▶ **PROMPT**
Gather from the listing below each line that includes the word "JSON", and copy it.

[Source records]
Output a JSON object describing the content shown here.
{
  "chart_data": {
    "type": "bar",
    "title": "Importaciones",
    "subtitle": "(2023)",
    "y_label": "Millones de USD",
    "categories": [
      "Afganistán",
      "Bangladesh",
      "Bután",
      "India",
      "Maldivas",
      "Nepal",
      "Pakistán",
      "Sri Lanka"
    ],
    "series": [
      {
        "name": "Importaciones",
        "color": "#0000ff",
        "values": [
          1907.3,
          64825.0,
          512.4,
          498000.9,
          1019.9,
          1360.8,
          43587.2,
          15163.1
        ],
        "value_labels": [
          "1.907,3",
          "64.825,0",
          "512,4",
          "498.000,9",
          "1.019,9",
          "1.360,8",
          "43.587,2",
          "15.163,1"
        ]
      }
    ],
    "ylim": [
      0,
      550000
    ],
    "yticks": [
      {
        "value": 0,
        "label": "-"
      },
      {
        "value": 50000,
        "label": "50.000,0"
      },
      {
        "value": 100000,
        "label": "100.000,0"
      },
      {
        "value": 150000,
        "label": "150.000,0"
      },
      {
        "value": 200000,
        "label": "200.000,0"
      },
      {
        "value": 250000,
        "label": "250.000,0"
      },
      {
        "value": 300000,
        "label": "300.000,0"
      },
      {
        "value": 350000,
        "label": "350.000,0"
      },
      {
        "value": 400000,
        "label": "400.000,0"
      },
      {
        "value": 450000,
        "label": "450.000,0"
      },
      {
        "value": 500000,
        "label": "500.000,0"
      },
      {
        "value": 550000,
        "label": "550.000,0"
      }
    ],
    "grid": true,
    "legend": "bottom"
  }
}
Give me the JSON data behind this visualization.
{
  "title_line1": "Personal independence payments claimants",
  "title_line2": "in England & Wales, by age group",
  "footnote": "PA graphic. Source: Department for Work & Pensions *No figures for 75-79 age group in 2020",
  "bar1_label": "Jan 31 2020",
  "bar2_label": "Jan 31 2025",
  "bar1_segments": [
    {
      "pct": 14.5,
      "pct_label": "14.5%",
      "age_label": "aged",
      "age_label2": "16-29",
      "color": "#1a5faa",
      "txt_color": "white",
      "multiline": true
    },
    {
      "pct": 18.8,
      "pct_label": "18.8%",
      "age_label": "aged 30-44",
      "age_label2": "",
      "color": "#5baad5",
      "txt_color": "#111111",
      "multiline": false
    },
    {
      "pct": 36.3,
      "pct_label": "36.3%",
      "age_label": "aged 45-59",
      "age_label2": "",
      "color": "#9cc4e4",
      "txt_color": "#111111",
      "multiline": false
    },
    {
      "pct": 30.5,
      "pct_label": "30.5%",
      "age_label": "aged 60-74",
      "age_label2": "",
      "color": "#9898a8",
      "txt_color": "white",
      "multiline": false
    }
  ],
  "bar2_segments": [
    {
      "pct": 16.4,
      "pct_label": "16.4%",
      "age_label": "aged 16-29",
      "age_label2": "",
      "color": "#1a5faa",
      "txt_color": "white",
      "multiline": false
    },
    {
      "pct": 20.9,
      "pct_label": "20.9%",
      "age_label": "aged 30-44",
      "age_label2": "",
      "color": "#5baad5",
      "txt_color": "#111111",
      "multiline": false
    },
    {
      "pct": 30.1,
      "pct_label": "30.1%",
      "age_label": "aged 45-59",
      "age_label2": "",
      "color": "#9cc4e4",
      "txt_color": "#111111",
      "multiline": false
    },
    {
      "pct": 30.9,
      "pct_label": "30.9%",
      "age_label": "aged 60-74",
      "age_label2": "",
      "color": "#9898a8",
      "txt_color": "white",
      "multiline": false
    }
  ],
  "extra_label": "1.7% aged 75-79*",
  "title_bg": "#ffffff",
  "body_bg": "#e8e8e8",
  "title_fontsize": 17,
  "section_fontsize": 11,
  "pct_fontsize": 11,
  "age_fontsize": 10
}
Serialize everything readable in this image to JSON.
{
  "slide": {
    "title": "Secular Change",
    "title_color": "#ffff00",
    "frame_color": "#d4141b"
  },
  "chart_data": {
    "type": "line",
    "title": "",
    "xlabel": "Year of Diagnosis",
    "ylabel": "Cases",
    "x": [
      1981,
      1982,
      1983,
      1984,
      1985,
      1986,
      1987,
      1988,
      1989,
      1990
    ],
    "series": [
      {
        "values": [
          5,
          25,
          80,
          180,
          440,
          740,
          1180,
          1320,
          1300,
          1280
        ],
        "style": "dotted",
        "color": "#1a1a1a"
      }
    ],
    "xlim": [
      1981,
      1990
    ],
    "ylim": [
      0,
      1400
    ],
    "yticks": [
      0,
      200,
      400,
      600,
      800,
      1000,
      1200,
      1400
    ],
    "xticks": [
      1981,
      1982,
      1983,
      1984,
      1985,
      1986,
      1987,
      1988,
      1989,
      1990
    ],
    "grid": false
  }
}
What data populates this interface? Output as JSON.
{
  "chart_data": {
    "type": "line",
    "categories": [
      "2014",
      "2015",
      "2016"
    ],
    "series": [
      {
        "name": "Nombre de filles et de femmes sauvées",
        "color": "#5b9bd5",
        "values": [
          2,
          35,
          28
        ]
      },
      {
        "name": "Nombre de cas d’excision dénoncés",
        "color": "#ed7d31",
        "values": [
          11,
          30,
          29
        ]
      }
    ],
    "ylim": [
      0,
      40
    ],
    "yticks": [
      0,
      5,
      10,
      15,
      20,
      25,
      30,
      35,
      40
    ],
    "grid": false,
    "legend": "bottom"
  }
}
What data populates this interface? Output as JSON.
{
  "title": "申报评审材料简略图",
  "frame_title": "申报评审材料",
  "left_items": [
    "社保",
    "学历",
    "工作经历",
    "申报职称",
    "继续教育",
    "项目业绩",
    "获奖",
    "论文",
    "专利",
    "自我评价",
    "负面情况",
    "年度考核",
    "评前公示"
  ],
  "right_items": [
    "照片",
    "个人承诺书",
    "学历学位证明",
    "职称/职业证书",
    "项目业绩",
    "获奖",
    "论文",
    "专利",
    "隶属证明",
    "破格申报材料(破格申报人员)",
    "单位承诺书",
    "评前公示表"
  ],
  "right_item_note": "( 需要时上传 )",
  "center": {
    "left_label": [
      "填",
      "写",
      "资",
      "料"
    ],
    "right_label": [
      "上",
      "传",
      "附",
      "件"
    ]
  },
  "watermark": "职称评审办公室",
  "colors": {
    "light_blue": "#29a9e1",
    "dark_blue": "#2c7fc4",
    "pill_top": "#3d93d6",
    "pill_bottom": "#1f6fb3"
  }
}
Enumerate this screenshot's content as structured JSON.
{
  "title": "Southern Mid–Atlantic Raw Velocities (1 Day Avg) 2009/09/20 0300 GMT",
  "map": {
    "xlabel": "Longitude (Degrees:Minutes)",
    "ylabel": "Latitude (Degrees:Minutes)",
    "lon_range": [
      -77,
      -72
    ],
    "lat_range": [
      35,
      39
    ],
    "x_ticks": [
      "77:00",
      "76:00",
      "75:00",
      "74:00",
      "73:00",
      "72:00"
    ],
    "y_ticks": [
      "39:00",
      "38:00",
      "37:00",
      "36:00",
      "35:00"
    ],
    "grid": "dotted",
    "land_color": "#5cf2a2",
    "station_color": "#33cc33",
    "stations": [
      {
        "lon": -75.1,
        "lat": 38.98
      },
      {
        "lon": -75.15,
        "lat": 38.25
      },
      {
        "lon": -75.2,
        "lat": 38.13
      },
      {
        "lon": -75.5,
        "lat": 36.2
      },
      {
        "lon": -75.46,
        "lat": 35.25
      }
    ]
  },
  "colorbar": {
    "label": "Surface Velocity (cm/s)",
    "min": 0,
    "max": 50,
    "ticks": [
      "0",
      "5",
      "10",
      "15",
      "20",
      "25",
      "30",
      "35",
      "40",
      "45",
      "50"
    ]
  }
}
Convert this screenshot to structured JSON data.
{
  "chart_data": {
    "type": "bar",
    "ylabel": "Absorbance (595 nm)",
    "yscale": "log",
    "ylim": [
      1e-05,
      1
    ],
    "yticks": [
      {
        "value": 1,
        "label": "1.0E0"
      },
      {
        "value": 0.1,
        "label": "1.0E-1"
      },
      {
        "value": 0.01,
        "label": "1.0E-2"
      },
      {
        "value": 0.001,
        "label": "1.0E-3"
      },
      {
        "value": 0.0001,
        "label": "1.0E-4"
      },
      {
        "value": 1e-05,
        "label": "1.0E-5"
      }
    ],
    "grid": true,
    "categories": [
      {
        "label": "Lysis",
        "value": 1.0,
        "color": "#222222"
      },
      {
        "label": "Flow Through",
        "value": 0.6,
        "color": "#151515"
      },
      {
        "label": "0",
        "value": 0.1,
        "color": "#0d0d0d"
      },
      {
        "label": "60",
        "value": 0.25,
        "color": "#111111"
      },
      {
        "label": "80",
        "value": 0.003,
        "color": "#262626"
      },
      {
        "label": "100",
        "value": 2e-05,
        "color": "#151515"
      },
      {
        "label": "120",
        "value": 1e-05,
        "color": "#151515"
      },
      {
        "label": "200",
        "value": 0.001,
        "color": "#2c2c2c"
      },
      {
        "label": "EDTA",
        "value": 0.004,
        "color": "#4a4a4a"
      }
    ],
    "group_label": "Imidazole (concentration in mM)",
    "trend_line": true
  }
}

▶ **TASK SOLUTION**
Output a JSON object describing the content shown here.
Give me the JSON data behind this visualization.
Serialize everything readable in this image to JSON.
What data populates this interface? Output as JSON.
What data populates this interface? Output as JSON.
Enumerate this screenshot's content as structured JSON.
Convert this screenshot to structured JSON data.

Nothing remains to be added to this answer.